>> Begin Given records
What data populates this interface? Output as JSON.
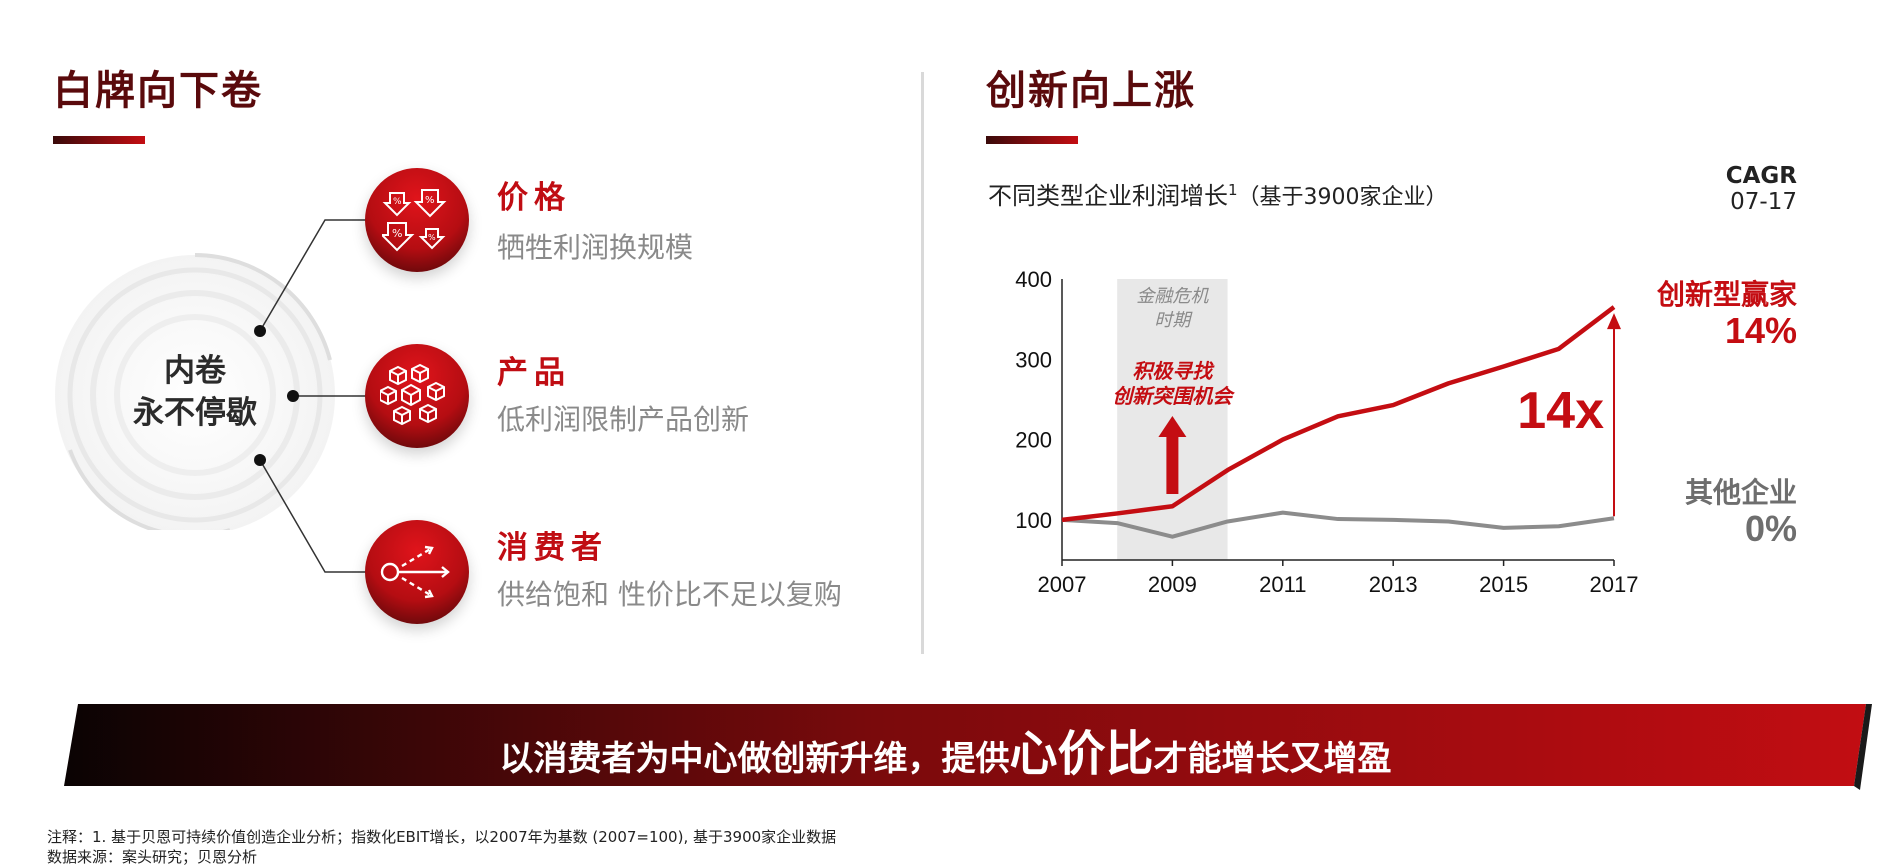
{
  "left": {
    "title": "白牌向下卷",
    "center_line1": "内卷",
    "center_line2": "永不停歇",
    "items": [
      {
        "title": "价格",
        "subtitle": "牺牲利润换规模",
        "icon": "percent-down-icon"
      },
      {
        "title": "产品",
        "subtitle": "低利润限制产品创新",
        "icon": "boxes-icon"
      },
      {
        "title": "消费者",
        "subtitle": "供给饱和 性价比不足以复购",
        "icon": "scatter-arrows-icon"
      }
    ]
  },
  "right": {
    "title": "创新向上涨",
    "chart_subtitle_main": "不同类型企业利润增长",
    "chart_subtitle_sup": "1",
    "chart_subtitle_tail": "（基于3900家企业）",
    "cagr_line1": "CAGR",
    "cagr_line2": "07-17"
  },
  "chart_data": {
    "type": "line",
    "x": [
      2007,
      2008,
      2009,
      2010,
      2011,
      2012,
      2013,
      2014,
      2015,
      2016,
      2017
    ],
    "xticks": [
      "2007",
      "2009",
      "2011",
      "2013",
      "2015",
      "2017"
    ],
    "yticks": [
      "100",
      "200",
      "300",
      "400"
    ],
    "ylim": [
      50,
      400
    ],
    "xlim": [
      2007,
      2017
    ],
    "series": [
      {
        "name": "创新型赢家",
        "cagr": "14%",
        "color": "#c40d12",
        "values": [
          100,
          108,
          117,
          162,
          200,
          229,
          243,
          270,
          291,
          313,
          365
        ]
      },
      {
        "name": "其他企业",
        "cagr": "0%",
        "color": "#8c8c8c",
        "values": [
          100,
          96,
          79,
          98,
          109,
          101,
          100,
          98,
          90,
          92,
          102
        ]
      }
    ],
    "shaded_region": {
      "from": 2008,
      "to": 2010,
      "label_line1": "金融危机",
      "label_line2": "时期"
    },
    "annotation_line1": "积极寻找",
    "annotation_line2": "创新突围机会",
    "multiplier_label": "14x"
  },
  "banner": {
    "part1": "以消费者为中心做创新升维，提供",
    "highlight": "心价比",
    "part2": "才能增长又增盈"
  },
  "notes": {
    "line1": "注释：1. 基于贝恩可持续价值创造企业分析；指数化EBIT增长，以2007年为基数 (2007=100), 基于3900家企业数据",
    "line2": "数据来源：案头研究；贝恩分析"
  }
}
>> End Given records
▶ The exercise
Quote each line of the listing exactly, but leave the pictures out.

▶ In response
What data populates this interface? Output as JSON.
{
  "left": {
    "title": "白牌向下卷",
    "center_line1": "内卷",
    "center_line2": "永不停歇",
    "items": [
      {
        "title": "价格",
        "subtitle": "牺牲利润换规模",
        "icon": "percent-down-icon"
      },
      {
        "title": "产品",
        "subtitle": "低利润限制产品创新",
        "icon": "boxes-icon"
      },
      {
        "title": "消费者",
        "subtitle": "供给饱和 性价比不足以复购",
        "icon": "scatter-arrows-icon"
      }
    ]
  },
  "right": {
    "title": "创新向上涨",
    "chart_subtitle_main": "不同类型企业利润增长",
    "chart_subtitle_sup": "1",
    "chart_subtitle_tail": "（基于3900家企业）",
    "cagr_line1": "CAGR",
    "cagr_line2": "07-17"
  },
  "chart_data": {
    "type": "line",
    "x": [
      2007,
      2008,
      2009,
      2010,
      2011,
      2012,
      2013,
      2014,
      2015,
      2016,
      2017
    ],
    "xticks": [
      "2007",
      "2009",
      "2011",
      "2013",
      "2015",
      "2017"
    ],
    "yticks": [
      "100",
      "200",
      "300",
      "400"
    ],
    "ylim": [
      50,
      400
    ],
    "xlim": [
      2007,
      2017
    ],
    "series": [
      {
        "name": "创新型赢家",
        "cagr": "14%",
        "color": "#c40d12",
        "values": [
          100,
          108,
          117,
          162,
          200,
          229,
          243,
          270,
          291,
          313,
          365
        ]
      },
      {
        "name": "其他企业",
        "cagr": "0%",
        "color": "#8c8c8c",
        "values": [
          100,
          96,
          79,
          98,
          109,
          101,
          100,
          98,
          90,
          92,
          102
        ]
      }
    ],
    "shaded_region": {
      "from": 2008,
      "to": 2010,
      "label_line1": "金融危机",
      "label_line2": "时期"
    },
    "annotation_line1": "积极寻找",
    "annotation_line2": "创新突围机会",
    "multiplier_label": "14x"
  },
  "banner": {
    "part1": "以消费者为中心做创新升维，提供",
    "highlight": "心价比",
    "part2": "才能增长又增盈"
  },
  "notes": {
    "line1": "注释：1. 基于贝恩可持续价值创造企业分析；指数化EBIT增长，以2007年为基数 (2007=100), 基于3900家企业数据",
    "line2": "数据来源：案头研究；贝恩分析"
  }
}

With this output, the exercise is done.